From: will.deacon@arm.com (Will Deacon)
To: linux-arm-kernel@lists.infradead.org
Subject: [PATCH 3/6] arm64: lse: convert lse alternatives NOP padding to use __nops
Date: Fri, 9 Sep 2016 12:16:02 +0100 [thread overview]
Message-ID: <1473419765-3437-4-git-send-email-will.deacon@arm.com> (raw)
In-Reply-To: <1473419765-3437-1-git-send-email-will.deacon@arm.com>
The LSE atomics are implemented using alternative code sequences of
different lengths, and explicit NOP padding is used to ensure the
patching works correctly.
This patch converts the bulk of the LSE code over to using the __nops
macro, which makes it slightly clearer as to what is going on and also
consolidates all of the padding at the end of the various sequences.

* * *

**YOUR TASKS**
A. In the LSE patch email, which macro does the bulk of the LSE code get converted to use?
B. Reproduce the portion of the LSE patch email starting with "To: linux-arm-kernel@lists.infradead.org" and going on through "the various sequences.".
C. Proceed with the LSE patch email from the point at which it stops.
The items have no connection to the LSE patch email.

**STORED RECORDS**

* * *

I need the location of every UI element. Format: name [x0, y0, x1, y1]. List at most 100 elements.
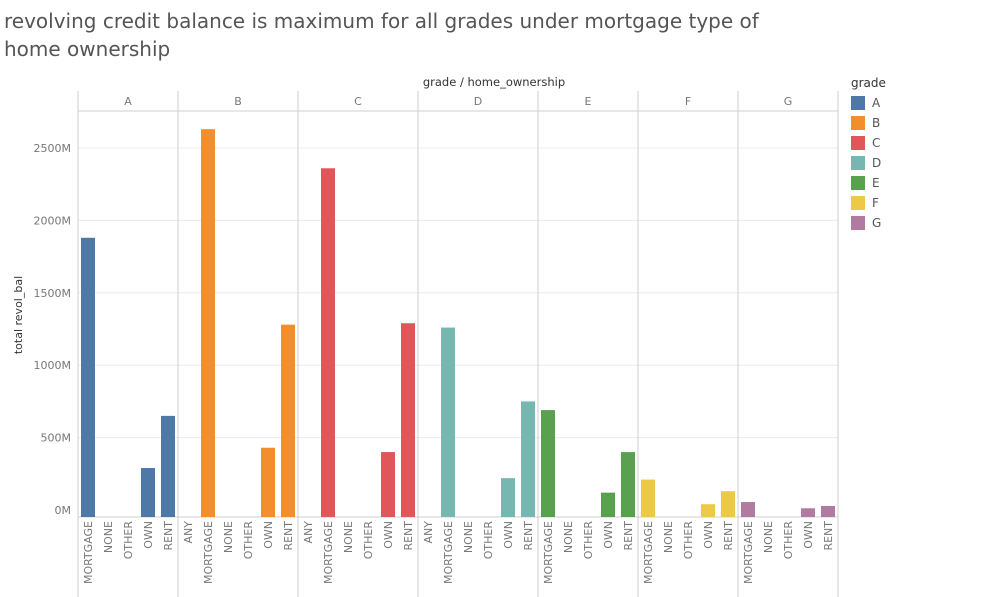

* * *

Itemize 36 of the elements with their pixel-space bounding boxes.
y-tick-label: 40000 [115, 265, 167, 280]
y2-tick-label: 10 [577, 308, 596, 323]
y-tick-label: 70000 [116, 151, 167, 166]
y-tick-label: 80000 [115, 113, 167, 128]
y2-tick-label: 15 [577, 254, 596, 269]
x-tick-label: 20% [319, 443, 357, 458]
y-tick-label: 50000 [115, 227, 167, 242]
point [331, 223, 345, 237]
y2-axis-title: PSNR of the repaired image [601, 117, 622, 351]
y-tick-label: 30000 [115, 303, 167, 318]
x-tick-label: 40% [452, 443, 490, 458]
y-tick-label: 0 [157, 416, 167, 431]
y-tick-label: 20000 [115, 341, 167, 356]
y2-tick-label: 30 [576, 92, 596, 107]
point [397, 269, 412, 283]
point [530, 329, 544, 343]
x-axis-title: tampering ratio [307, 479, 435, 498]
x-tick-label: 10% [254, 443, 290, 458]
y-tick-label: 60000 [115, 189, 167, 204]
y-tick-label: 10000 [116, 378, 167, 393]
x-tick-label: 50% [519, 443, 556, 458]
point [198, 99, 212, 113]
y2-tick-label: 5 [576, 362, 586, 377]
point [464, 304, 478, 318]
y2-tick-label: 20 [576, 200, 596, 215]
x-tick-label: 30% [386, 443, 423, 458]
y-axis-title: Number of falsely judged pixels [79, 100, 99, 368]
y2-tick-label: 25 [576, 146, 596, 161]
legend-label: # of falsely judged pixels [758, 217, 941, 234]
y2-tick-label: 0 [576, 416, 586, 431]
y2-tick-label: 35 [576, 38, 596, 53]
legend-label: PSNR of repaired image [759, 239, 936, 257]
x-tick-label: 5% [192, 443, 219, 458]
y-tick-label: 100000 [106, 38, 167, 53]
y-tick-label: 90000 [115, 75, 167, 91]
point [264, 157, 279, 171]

* * *

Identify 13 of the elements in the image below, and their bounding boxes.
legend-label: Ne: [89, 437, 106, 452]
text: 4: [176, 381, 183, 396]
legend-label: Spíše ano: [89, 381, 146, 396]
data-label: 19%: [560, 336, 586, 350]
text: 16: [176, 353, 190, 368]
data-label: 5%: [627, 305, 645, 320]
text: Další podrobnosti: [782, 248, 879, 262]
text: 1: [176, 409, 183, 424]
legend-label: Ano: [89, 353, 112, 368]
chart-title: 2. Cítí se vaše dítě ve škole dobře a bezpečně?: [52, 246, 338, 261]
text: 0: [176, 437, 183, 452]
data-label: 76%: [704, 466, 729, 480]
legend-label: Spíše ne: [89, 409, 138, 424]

* * *

**ANSWER SET**
A. The __nops macro.

B.
To: linux-arm-kernel@lists.infradead.org
Subject: [PATCH 3/6] arm64: lse: convert lse alternatives NOP padding to use __nops
Date: Fri, 9 Sep 2016 12:16:02 +0100 [thread overview]
Message-ID: <1473419765-3437-4-git-send-email-will.deacon@arm.com> (raw)
In-Reply-To: <1473419765-3437-1-git-send-email-will.deacon@arm.com>
The LSE atomics are implemented using alternative code sequences of
different lengths, and explicit NOP padding is used to ensure the
patching works correctly.
This patch converts the bulk of the LSE code over to using the __nops
macro, which makes it slightly clearer as to what is going on and also
consolidates all of the padding at the end of the various sequences.

C.
Signed-off-by: Will Deacon <will.deacon@arm.com>
---
arch/arm64/include/asm/atomic_lse.h | 64 ++++++++++++++++---------------------
arch/arm64/include/asm/cmpxchg.h | 4 +--
arch/arm64/include/asm/spinlock.h | 27 +++++++---------
3 files changed, 39 insertions(+), 56 deletions(-)
diff --git a/arch/arm64/include/asm/atomic_lse.h b/arch/arm64/include/asm/atomic_lse.h
index b5890be8f257..7457ce082b5f 100644
--- a/arch/arm64/include/asm/atomic_lse.h
+++ b/arch/arm64/include/asm/atomic_lse.h
@@ -86,8 +86,8 @@ static inline int atomic_add_return##name(int i, atomic_t *v) \
\
asm volatile(ARM64_LSE_ATOMIC_INSN( \
/* LL/SC */ \
- " nop\n" \
- __LL_SC_ATOMIC(add_return##name), \
+ __LL_SC_ATOMIC(add_return##name) \
+ __nops(1), \
/* LSE atomics */ \
" ldadd" #mb " %w[i], w30, %[v]\n" \
" add %w[i], %w[i], w30") \
@@ -112,8 +112,8 @@ static inline void atomic_and(int i, atomic_t *v)
asm volatile(ARM64_LSE_ATOMIC_INSN(
/* LL/SC */
- " nop\n"
- __LL_SC_ATOMIC(and),
+ __LL_SC_ATOMIC(and)
+ __nops(1),
/* LSE atomics */
" mvn %w[i], %w[i]\n"
" stclr %w[i], %[v]")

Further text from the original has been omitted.